Stored data entries

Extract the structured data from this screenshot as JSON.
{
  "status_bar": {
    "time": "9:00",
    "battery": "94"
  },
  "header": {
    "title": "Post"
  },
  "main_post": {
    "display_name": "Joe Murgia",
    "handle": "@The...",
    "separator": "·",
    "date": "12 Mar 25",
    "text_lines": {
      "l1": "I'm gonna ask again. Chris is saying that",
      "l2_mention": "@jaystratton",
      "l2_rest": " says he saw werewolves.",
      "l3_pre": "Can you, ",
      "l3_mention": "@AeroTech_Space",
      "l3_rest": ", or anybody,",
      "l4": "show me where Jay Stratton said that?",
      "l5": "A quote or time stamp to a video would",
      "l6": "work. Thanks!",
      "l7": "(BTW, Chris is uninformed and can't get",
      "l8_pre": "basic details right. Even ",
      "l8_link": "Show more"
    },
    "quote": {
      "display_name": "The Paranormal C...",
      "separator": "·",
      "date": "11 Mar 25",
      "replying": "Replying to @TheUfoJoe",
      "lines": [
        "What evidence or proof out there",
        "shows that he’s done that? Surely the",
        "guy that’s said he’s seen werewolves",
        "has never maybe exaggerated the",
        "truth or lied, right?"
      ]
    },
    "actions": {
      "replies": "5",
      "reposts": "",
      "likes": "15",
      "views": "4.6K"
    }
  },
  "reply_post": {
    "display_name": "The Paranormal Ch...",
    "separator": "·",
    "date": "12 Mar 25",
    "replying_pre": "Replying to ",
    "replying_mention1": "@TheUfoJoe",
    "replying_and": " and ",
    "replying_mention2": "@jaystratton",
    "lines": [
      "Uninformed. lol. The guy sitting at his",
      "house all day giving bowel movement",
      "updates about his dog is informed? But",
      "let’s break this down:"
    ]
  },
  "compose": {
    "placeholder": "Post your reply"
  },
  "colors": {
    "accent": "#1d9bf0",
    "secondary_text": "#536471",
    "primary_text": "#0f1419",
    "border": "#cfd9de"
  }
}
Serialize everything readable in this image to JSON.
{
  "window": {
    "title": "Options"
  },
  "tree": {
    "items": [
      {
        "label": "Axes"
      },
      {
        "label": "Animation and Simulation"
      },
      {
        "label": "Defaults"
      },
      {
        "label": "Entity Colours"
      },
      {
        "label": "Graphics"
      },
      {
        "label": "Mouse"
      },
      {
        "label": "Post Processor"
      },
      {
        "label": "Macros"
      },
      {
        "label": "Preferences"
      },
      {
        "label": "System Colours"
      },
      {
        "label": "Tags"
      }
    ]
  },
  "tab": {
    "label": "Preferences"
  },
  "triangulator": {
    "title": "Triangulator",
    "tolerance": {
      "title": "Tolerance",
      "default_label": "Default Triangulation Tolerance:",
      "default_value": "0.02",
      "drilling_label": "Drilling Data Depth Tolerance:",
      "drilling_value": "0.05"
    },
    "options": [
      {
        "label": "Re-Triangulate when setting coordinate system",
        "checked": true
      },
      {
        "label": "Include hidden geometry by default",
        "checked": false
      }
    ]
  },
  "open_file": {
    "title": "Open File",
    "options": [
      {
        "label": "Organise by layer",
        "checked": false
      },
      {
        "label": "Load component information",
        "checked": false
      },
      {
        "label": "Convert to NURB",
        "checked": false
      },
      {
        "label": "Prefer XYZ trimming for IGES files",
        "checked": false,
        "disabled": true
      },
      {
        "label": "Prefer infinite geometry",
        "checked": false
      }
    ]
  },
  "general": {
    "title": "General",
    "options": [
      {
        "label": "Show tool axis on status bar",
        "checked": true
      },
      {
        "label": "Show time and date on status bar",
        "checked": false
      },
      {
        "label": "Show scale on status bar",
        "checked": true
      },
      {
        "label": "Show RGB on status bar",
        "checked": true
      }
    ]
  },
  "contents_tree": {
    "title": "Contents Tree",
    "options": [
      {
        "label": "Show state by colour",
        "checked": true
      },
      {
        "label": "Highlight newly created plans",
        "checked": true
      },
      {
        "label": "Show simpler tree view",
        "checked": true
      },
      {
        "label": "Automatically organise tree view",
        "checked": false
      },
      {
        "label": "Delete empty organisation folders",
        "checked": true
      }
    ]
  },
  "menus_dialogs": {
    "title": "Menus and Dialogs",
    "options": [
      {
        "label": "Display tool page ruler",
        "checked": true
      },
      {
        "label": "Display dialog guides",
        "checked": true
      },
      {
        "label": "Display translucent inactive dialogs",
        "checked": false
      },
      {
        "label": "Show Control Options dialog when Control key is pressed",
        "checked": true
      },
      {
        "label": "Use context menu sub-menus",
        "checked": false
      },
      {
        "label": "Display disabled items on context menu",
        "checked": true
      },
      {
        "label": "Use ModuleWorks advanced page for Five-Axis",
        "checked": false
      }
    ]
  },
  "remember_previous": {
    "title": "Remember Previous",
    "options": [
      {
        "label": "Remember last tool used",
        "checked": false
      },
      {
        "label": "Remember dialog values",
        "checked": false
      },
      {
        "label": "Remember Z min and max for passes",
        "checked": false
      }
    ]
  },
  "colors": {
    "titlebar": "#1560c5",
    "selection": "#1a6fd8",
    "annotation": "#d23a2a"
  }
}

Short exercise –
Take the entries above and transcribe them in full.

Result for this task –
Extract the structured data from this screenshot as JSON.
{
  "status_bar": {
    "time": "9:00",
    "battery": "94"
  },
  "header": {
    "title": "Post"
  },
  "main_post": {
    "display_name": "Joe Murgia",
    "handle": "@The...",
    "separator": "·",
    "date": "12 Mar 25",
    "text_lines": {
      "l1": "I'm gonna ask again. Chris is saying that",
      "l2_mention": "@jaystratton",
      "l2_rest": " says he saw werewolves.",
      "l3_pre": "Can you, ",
      "l3_mention": "@AeroTech_Space",
      "l3_rest": ", or anybody,",
      "l4": "show me where Jay Stratton said that?",
      "l5": "A quote or time stamp to a video would",
      "l6": "work. Thanks!",
      "l7": "(BTW, Chris is uninformed and can't get",
      "l8_pre": "basic details right. Even ",
      "l8_link": "Show more"
    },
    "quote": {
      "display_name": "The Paranormal C...",
      "separator": "·",
      "date": "11 Mar 25",
      "replying": "Replying to @TheUfoJoe",
      "lines": [
        "What evidence or proof out there",
        "shows that he’s done that? Surely the",
        "guy that’s said he’s seen werewolves",
        "has never maybe exaggerated the",
        "truth or lied, right?"
      ]
    },
    "actions": {
      "replies": "5",
      "reposts": "",
      "likes": "15",
      "views": "4.6K"
    }
  },
  "reply_post": {
    "display_name": "The Paranormal Ch...",
    "separator": "·",
    "date": "12 Mar 25",
    "replying_pre": "Replying to ",
    "replying_mention1": "@TheUfoJoe",
    "replying_and": " and ",
    "replying_mention2": "@jaystratton",
    "lines": [
      "Uninformed. lol. The guy sitting at his",
      "house all day giving bowel movement",
      "updates about his dog is informed? But",
      "let’s break this down:"
    ]
  },
  "compose": {
    "placeholder": "Post your reply"
  },
  "colors": {
    "accent": "#1d9bf0",
    "secondary_text": "#536471",
    "primary_text": "#0f1419",
    "border": "#cfd9de"
  }
}
Serialize everything readable in this image to JSON.
{
  "window": {
    "title": "Options"
  },
  "tree": {
    "items": [
      {
        "label": "Axes"
      },
      {
        "label": "Animation and Simulation"
      },
      {
        "label": "Defaults"
      },
      {
        "label": "Entity Colours"
      },
      {
        "label": "Graphics"
      },
      {
        "label": "Mouse"
      },
      {
        "label": "Post Processor"
      },
      {
        "label": "Macros"
      },
      {
        "label": "Preferences"
      },
      {
        "label": "System Colours"
      },
      {
        "label": "Tags"
      }
    ]
  },
  "tab": {
    "label": "Preferences"
  },
  "triangulator": {
    "title": "Triangulator",
    "tolerance": {
      "title": "Tolerance",
      "default_label": "Default Triangulation Tolerance:",
      "default_value": "0.02",
      "drilling_label": "Drilling Data Depth Tolerance:",
      "drilling_value": "0.05"
    },
    "options": [
      {
        "label": "Re-Triangulate when setting coordinate system",
        "checked": true
      },
      {
        "label": "Include hidden geometry by default",
        "checked": false
      }
    ]
  },
  "open_file": {
    "title": "Open File",
    "options": [
      {
        "label": "Organise by layer",
        "checked": false
      },
      {
        "label": "Load component information",
        "checked": false
      },
      {
        "label": "Convert to NURB",
        "checked": false
      },
      {
        "label": "Prefer XYZ trimming for IGES files",
        "checked": false,
        "disabled": true
      },
      {
        "label": "Prefer infinite geometry",
        "checked": false
      }
    ]
  },
  "general": {
    "title": "General",
    "options": [
      {
        "label": "Show tool axis on status bar",
        "checked": true
      },
      {
        "label": "Show time and date on status bar",
        "checked": false
      },
      {
        "label": "Show scale on status bar",
        "checked": true
      },
      {
        "label": "Show RGB on status bar",
        "checked": true
      }
    ]
  },
  "contents_tree": {
    "title": "Contents Tree",
    "options": [
      {
        "label": "Show state by colour",
        "checked": true
      },
      {
        "label": "Highlight newly created plans",
        "checked": true
      },
      {
        "label": "Show simpler tree view",
        "checked": true
      },
      {
        "label": "Automatically organise tree view",
        "checked": false
      },
      {
        "label": "Delete empty organisation folders",
        "checked": true
      }
    ]
  },
  "menus_dialogs": {
    "title": "Menus and Dialogs",
    "options": [
      {
        "label": "Display tool page ruler",
        "checked": true
      },
      {
        "label": "Display dialog guides",
        "checked": true
      },
      {
        "label": "Display translucent inactive dialogs",
        "checked": false
      },
      {
        "label": "Show Control Options dialog when Control key is pressed",
        "checked": true
      },
      {
        "label": "Use context menu sub-menus",
        "checked": false
      },
      {
        "label": "Display disabled items on context menu",
        "checked": true
      },
      {
        "label": "Use ModuleWorks advanced page for Five-Axis",
        "checked": false
      }
    ]
  },
  "remember_previous": {
    "title": "Remember Previous",
    "options": [
      {
        "label": "Remember last tool used",
        "checked": false
      },
      {
        "label": "Remember dialog values",
        "checked": false
      },
      {
        "label": "Remember Z min and max for passes",
        "checked": false
      }
    ]
  },
  "colors": {
    "titlebar": "#1560c5",
    "selection": "#1a6fd8",
    "annotation": "#d23a2a"
  }
}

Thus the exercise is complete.